# Problem statement
Review the listing and copy each line that holds the word "GAMBERI".
******************************
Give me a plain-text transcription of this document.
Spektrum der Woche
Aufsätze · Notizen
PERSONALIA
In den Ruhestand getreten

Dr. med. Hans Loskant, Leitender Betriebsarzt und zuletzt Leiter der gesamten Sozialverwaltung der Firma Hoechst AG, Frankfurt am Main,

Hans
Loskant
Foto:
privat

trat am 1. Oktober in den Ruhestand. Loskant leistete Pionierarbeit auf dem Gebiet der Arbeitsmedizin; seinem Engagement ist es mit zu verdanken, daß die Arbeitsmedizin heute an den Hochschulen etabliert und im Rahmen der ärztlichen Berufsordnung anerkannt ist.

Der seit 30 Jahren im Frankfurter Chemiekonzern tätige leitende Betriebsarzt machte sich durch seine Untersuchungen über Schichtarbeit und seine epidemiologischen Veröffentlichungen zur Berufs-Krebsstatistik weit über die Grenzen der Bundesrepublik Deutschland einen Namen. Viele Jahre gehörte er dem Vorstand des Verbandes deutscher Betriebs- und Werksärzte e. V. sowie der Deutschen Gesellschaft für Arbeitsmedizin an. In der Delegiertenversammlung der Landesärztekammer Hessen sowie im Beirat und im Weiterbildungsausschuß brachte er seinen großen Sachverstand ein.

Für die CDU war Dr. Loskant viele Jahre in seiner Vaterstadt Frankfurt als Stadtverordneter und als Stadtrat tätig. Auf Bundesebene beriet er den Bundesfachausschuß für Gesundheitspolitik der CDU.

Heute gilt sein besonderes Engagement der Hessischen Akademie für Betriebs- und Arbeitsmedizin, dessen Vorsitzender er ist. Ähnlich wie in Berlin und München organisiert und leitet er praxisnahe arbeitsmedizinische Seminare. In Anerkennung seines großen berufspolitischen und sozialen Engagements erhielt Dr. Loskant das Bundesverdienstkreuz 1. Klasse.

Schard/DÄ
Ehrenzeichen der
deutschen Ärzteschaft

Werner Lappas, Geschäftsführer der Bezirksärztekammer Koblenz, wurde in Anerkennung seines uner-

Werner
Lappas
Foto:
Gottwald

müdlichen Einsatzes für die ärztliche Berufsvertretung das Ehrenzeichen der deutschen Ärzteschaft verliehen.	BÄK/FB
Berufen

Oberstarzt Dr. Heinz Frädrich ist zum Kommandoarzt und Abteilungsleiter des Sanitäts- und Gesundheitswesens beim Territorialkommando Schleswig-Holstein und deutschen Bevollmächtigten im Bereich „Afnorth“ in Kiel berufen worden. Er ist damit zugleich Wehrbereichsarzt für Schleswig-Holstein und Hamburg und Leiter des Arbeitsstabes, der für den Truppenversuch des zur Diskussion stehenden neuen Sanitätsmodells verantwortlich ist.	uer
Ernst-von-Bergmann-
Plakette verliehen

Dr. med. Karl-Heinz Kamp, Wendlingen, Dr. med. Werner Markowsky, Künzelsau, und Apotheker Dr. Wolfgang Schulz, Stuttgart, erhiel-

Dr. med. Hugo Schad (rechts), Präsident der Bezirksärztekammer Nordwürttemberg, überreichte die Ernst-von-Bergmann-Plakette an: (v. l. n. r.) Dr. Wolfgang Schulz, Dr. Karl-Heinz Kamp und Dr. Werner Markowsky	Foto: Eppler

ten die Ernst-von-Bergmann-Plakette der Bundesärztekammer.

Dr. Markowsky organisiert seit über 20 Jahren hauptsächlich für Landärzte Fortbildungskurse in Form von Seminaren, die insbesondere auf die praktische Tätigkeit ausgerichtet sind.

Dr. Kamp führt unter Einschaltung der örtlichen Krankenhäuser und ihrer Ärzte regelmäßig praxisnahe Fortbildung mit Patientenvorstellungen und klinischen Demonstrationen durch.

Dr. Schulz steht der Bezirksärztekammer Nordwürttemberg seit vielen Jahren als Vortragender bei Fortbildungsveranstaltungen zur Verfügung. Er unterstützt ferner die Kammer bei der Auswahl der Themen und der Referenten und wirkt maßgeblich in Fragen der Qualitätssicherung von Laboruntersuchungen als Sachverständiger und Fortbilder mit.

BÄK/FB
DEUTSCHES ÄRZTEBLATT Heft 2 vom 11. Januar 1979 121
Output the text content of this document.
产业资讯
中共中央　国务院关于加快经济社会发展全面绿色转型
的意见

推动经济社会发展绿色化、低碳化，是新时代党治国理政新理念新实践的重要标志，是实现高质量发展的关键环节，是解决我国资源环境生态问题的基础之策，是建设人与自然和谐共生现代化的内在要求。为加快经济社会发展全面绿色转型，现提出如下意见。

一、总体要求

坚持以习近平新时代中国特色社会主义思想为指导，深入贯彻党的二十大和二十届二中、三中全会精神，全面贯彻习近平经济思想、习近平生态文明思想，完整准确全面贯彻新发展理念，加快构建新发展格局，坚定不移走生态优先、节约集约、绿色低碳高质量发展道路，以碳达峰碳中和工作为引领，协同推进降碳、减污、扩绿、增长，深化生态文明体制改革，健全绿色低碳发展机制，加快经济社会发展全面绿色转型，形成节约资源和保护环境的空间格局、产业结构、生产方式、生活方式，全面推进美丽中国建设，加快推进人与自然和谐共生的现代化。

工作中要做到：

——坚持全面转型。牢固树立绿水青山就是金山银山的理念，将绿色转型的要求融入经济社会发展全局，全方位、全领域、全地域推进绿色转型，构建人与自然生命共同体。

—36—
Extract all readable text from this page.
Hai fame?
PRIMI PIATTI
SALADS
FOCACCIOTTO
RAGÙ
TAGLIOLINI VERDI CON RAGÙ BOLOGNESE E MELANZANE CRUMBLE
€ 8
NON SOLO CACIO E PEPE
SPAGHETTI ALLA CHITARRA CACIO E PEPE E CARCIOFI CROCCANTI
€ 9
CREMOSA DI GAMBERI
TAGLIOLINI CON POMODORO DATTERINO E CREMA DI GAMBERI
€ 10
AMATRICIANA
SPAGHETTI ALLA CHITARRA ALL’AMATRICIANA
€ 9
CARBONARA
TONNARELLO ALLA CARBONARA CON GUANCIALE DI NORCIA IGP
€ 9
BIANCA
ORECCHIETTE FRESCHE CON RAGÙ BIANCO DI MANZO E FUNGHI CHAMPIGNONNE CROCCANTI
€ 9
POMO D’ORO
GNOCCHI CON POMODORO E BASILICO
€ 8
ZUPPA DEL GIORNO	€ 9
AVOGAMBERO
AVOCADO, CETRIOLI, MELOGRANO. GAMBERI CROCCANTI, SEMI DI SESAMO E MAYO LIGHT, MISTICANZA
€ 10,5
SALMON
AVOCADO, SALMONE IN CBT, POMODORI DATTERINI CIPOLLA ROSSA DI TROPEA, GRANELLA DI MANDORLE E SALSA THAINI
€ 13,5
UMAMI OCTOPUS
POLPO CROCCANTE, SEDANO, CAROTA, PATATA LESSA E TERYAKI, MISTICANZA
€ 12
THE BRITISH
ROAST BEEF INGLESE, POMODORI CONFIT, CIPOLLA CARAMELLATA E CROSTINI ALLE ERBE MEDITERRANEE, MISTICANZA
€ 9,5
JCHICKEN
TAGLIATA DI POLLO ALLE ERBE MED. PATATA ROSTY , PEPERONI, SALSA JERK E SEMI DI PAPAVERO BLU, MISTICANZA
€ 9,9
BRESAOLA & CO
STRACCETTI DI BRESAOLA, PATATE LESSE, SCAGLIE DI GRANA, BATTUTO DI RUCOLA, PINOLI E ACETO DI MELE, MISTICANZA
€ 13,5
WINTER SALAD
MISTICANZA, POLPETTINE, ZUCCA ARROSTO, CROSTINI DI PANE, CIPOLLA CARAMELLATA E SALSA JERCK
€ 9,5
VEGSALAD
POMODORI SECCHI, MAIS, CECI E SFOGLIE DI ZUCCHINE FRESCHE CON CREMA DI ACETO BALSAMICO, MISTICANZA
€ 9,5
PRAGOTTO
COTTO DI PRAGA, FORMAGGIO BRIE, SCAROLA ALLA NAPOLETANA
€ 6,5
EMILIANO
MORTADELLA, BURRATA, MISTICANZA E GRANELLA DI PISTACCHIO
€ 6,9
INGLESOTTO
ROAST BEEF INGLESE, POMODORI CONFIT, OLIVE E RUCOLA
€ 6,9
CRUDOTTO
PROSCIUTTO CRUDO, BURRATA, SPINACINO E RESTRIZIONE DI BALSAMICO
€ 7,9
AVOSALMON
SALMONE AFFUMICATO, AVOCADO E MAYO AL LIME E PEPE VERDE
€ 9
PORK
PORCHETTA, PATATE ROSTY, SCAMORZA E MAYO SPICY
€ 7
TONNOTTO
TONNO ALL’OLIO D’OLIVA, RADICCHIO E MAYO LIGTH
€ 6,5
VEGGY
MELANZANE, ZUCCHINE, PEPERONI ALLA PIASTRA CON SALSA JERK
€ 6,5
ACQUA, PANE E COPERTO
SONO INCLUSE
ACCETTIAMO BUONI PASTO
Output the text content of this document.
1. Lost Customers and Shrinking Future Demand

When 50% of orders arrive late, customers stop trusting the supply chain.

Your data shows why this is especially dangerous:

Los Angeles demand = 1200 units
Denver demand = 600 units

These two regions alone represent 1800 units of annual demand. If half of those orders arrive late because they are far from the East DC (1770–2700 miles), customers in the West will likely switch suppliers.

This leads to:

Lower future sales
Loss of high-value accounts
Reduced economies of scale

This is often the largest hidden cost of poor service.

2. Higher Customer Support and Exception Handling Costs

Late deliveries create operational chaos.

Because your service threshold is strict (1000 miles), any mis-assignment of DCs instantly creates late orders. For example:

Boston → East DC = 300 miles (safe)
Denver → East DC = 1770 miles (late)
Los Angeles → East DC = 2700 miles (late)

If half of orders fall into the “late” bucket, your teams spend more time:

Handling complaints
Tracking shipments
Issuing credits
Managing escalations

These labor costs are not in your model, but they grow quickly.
******************************
# Correct answer
CREMOSA DI GAMBERI
TAGLIOLINI CON POMODORO DATTERINO E CREMA DI GAMBERI
AVOCADO, CETRIOLI, MELOGRANO. GAMBERI CROCCANTI, SEMI DI SESAMO E MAYO LIGHT, MISTICANZA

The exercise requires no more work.